= Gilbert of Assailly =

Gilbert of Assailly (died 1183) was the master of the Knights Hospitaller, serving from 1162 or 1163 to 1170, when he was deposed. As Grand Master, he succeeded Auger de Balben (rather than Arnaud de Comps that some compilations listed). Nevertheless, most sources list him as the fifth, rather than fourth, master and this biography continues that tradition, with the exception being Delaville Le Roulx' work. He was succeeded by Gastone de Murols. Gilbert encouraged Amalric of Jerusalem in his unsuccessful invasion of Egypt, leaving the Order in debt and causing the reexamination of its military role.

==Biography==
Little was known of Gilbert before his elevation to the magistracy of the Hospitallers' Order other than he was already old when it was conferred on him, and that the termination of his name suggests that he was of French origin and considered to be a knight. It is with him that the Order became truly military, which is indicated in a letter addressed to Bertrandus, Archbishop of Trani.

An undated act also states that Amalric of Nesle, the Latin Patriarch of Jerusalem, solicited aid from Westerners in favor of the Holy Land and recommended that the prelates and princes welcome Gilbert as the new Grand Master. Also, through an important act of donation in favor of the Order, we know that it was in Le Puy on 15 August 1166 with Raymond V of Toulouse.

During his magisterium, the Order acquired territories in the County of Tripoli and the Principality of Antioch. Two acts of donation bear mentioning: the first in January 1168 from Bohemond III of Antioch and the second in 1170 from Amalric of Jerusalem during the captivity of Raymond III of Tripoli. They highlighted a transfer of regal rights to the Hospitallers and recognized military privileges above the common law, giving them a form of quasi-sovereignty. They also purchased the land for Castle Belvoir at Kawkab al-Hawa, north of Beit She'an, and otherwise expanded their fortifications. Gilbert also began regulating the constitution of the Order.

==Campaigns against Egypt==

Gilbert is principally remembered for his militancy related to the Crusader invasion of Egypt, and he encouraged Amalric of Jerusalem to declare war on Egypt in order to expand territories of the kingdom. In the summer of 1164, a Frankish army accompanied by large contingents of Templars and Hospitallers led by Bohemond III of Antioch, Raymond III of Tripoli, Joscelin III of Edessa, Hugh VIII Lusignan and Constantine Kalamanos, Byzantine governor of Cilicia, was deployed. On 12 August 1164, this force was defeated at the Battle of Harim by Nur ad-Din, ruler of the Zengid dynasty. The latter pushed his advantage by taking the city of Banias on October 18, 1164, key to the passage between Tyre and Damascus. Nur ad-Din late agreed to a treaty on the basis of half-sharing with the Christian troops of the territory of Tiberias.
==================================================
* **Questions on the material**:
1. Answer these questions from the Gilbert of Assailly article:
(a) Who succeeded Gilbert as master?
(b) Who made the act of donation to the Order in January 1168?
(c) On what date was the Frankish force defeated at the Battle of Harim, and by whom?
2. Print the portion of the Gilbert of Assailly article from "Gilbert is principally" to "territory of Tiberias.".
3. Continue the Gilbert of Assailly article, picking up after its final sentence.
The listing that comes next is separate material, apart from the Gilbert of Assailly article.

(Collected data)
==================================================
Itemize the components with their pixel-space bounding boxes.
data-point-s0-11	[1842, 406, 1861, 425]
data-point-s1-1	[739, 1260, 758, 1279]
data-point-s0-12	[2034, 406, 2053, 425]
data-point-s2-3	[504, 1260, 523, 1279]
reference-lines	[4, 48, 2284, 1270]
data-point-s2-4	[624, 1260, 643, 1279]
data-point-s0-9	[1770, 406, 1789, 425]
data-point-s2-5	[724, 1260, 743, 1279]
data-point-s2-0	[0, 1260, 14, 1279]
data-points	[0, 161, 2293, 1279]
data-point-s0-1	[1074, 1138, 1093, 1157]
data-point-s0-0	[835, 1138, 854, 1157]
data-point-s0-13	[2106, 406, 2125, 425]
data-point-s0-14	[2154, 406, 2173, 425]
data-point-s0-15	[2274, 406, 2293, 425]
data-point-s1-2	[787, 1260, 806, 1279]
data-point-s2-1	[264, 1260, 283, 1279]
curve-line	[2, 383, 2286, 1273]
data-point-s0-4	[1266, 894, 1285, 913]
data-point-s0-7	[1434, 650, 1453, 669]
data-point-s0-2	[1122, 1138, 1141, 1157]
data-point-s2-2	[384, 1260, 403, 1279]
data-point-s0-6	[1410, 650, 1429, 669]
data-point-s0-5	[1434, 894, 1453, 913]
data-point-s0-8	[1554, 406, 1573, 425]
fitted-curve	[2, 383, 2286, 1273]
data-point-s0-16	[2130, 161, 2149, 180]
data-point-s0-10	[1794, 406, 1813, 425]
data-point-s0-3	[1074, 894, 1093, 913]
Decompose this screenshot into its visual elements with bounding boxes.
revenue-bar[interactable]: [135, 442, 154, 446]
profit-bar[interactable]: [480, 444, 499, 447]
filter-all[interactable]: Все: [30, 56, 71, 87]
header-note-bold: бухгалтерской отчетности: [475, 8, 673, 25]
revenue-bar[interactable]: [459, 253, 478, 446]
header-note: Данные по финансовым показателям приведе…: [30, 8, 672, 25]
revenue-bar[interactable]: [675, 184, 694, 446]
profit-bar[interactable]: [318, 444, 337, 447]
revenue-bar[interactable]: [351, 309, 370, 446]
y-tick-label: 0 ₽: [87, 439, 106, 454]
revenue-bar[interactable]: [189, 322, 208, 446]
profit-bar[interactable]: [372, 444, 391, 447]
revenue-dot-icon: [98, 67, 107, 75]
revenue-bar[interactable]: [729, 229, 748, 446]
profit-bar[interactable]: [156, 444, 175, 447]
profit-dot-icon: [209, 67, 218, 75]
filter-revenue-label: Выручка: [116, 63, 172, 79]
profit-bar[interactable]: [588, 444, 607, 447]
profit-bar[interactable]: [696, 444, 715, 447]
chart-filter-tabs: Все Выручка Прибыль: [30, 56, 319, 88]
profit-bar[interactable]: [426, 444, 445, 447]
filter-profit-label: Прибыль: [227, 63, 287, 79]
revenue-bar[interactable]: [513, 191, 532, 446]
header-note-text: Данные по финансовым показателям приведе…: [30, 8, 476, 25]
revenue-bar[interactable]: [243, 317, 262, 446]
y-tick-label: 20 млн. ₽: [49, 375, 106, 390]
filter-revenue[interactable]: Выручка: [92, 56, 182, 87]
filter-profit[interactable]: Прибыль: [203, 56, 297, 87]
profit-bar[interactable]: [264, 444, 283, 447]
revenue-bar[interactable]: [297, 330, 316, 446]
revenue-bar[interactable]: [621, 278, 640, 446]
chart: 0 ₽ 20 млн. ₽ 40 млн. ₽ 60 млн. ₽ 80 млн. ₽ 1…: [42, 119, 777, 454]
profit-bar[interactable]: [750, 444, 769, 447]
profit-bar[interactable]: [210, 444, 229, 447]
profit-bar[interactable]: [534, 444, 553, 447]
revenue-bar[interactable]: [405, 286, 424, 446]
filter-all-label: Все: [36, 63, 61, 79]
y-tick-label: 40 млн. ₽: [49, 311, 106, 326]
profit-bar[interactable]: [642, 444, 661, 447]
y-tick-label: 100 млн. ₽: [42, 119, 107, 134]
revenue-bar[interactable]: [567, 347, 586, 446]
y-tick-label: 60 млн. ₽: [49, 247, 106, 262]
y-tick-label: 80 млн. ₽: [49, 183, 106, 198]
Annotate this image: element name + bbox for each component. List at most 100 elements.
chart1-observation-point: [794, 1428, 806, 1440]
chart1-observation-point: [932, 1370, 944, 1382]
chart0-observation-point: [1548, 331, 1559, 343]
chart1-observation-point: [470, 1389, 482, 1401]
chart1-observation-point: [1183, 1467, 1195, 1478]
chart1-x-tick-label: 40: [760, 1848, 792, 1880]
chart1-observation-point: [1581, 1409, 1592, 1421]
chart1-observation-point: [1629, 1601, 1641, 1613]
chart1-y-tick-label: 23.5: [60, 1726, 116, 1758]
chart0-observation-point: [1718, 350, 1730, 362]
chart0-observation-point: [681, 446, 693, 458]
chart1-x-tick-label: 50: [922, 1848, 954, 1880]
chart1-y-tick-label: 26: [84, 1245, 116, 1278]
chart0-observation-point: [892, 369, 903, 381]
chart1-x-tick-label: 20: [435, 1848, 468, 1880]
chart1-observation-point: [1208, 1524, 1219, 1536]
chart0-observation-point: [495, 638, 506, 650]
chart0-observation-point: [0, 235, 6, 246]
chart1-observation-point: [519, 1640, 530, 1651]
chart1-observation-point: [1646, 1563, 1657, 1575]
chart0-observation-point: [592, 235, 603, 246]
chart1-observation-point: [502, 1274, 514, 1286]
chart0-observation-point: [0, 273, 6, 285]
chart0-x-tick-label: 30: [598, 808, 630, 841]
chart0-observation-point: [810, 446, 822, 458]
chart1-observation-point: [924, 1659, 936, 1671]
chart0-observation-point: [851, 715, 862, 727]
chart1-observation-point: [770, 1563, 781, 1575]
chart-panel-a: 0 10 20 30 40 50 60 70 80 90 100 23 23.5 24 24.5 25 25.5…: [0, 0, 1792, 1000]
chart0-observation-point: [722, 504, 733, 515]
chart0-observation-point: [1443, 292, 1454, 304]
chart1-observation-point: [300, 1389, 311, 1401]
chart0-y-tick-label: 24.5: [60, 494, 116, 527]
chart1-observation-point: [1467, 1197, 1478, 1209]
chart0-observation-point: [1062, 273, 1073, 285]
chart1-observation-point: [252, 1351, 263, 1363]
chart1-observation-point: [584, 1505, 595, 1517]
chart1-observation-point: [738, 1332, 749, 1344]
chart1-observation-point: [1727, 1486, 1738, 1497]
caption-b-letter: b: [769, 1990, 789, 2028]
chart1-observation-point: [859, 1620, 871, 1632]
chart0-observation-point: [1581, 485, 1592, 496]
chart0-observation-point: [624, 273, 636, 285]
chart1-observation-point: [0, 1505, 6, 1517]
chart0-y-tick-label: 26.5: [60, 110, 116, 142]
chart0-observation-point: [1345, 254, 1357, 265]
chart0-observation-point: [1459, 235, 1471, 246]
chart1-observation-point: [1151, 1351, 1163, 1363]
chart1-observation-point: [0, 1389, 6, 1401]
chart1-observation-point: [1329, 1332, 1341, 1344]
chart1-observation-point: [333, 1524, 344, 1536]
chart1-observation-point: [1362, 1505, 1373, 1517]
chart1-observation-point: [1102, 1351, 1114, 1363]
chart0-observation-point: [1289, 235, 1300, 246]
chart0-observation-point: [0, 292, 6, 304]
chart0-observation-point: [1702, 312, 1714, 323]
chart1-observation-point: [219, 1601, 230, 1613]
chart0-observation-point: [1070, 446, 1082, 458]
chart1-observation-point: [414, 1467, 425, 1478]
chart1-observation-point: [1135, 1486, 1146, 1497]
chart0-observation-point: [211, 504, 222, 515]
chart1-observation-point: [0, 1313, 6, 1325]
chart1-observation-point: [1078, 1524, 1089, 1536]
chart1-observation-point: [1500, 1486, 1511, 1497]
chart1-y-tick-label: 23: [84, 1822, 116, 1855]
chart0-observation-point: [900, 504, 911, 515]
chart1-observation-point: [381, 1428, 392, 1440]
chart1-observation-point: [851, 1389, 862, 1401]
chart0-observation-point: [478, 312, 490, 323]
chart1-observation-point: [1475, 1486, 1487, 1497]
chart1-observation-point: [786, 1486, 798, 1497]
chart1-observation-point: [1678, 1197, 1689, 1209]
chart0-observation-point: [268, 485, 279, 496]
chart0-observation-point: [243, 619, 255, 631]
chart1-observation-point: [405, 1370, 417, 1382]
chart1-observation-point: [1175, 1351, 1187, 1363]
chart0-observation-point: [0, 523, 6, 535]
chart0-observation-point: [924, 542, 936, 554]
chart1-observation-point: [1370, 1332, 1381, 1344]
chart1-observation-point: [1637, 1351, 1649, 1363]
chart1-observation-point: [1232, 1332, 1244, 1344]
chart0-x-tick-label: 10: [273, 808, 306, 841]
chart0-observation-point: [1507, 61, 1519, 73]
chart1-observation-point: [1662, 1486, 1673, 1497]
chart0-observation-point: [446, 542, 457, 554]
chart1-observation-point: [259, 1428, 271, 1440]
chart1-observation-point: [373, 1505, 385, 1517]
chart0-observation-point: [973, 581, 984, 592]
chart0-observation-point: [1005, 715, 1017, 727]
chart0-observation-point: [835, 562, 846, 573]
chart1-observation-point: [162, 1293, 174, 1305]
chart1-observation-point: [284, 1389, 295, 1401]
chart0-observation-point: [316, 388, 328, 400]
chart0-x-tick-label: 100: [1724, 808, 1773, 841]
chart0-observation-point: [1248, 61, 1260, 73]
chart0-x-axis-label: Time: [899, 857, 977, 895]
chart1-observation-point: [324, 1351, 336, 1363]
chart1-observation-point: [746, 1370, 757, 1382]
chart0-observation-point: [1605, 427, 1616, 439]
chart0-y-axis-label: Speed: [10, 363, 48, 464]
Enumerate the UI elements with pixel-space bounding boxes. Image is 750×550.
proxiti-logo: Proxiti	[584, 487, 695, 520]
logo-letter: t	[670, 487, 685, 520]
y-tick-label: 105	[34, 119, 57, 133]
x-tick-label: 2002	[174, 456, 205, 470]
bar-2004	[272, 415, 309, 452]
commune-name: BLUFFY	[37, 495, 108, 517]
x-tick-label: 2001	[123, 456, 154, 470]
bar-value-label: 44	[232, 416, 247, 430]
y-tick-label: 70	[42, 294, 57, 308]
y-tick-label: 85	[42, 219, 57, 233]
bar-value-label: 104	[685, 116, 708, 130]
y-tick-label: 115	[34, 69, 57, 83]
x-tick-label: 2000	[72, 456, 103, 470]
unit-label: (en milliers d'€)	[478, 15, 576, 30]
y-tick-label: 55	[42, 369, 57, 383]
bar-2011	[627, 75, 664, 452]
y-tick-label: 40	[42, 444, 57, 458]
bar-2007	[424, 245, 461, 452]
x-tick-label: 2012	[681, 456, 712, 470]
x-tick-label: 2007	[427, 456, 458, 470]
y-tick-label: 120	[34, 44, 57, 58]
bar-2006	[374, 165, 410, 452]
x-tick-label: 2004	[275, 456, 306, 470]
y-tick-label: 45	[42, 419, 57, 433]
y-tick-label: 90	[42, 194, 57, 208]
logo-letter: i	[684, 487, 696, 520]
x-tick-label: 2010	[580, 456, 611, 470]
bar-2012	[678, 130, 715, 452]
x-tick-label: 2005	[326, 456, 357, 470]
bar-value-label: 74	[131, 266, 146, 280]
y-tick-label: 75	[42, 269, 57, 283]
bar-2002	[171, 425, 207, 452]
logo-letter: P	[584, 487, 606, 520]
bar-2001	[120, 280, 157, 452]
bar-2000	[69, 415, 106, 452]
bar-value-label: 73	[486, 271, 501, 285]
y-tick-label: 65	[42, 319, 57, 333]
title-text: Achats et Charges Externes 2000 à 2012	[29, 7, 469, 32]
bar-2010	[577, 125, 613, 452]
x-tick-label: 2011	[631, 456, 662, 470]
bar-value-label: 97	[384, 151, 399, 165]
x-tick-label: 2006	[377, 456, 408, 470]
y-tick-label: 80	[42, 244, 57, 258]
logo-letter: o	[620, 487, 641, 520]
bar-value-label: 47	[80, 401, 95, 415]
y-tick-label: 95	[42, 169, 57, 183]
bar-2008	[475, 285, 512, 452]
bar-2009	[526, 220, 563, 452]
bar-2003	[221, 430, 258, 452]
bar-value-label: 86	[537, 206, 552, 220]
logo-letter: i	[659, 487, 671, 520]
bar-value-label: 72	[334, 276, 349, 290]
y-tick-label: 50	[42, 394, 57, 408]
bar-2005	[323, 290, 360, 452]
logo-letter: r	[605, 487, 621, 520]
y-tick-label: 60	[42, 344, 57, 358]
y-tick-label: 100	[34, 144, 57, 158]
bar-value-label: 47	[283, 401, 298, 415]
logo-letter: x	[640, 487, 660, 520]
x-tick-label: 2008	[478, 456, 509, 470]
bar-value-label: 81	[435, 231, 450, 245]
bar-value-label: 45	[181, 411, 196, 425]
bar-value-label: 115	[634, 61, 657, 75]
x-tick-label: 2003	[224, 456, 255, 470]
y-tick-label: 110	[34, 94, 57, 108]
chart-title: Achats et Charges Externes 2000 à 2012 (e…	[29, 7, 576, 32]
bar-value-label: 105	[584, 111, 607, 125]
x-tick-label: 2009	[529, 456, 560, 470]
==================================================
* **Responses in order**:
1.
(a) Gastone de Murols
(b) Bohemond III of Antioch
(c) 12 August 1164, by Nur ad-Din

2.
Gilbert is principally remembered for his militancy related to the Crusader invasion of Egypt, and he encouraged Amalric of Jerusalem to declare war on Egypt in order to expand territories of the kingdom. In the summer of 1164, a Frankish army accompanied by large contingents of Templars and Hospitallers led by Bohemond III of Antioch, Raymond III of Tripoli, Joscelin III of Edessa, Hugh VIII Lusignan and Constantine Kalamanos, Byzantine governor of Cilicia, was deployed. On 12 August 1164, this force was defeated at the Battle of Harim by Nur ad-Din, ruler of the Zengid dynasty. The latter pushed his advantage by taking the city of Banias on October 18, 1164, key to the passage between Tyre and Damascus. Nur ad-Din late agreed to a treaty on the basis of half-sharing with the Christian troops of the territory of Tiberias.

3.
In 1167, Shirkuh, governor of Egypt, deposed by the usurper Shawar, received permission from Nur ad-Din to reconquer Egypt. He gathered an army in Syria and came to set up his camp at Giza, opposite Cairo. Amalric learned of this and wanted to cut the road to Shirkuh, but arrived too late, and withdrew to Ascalon to complete his army, including the Hospitallers. On 30 January 1167, he headed for Bilbeis, via Gaza and el-Arich. Shawar, sensing the danger, allied with Amalric and allowed the Christian troops to enter Cairo. On 18 March 18, they were defeated at the Battle of al-Babein, and returned to Cairo. They then besieged Alexandria. After 75 days of siege, Shirkuh sued for peace. He left the land to Shawar, returned to Syria with his army providing the Christians, a significant financial compensation.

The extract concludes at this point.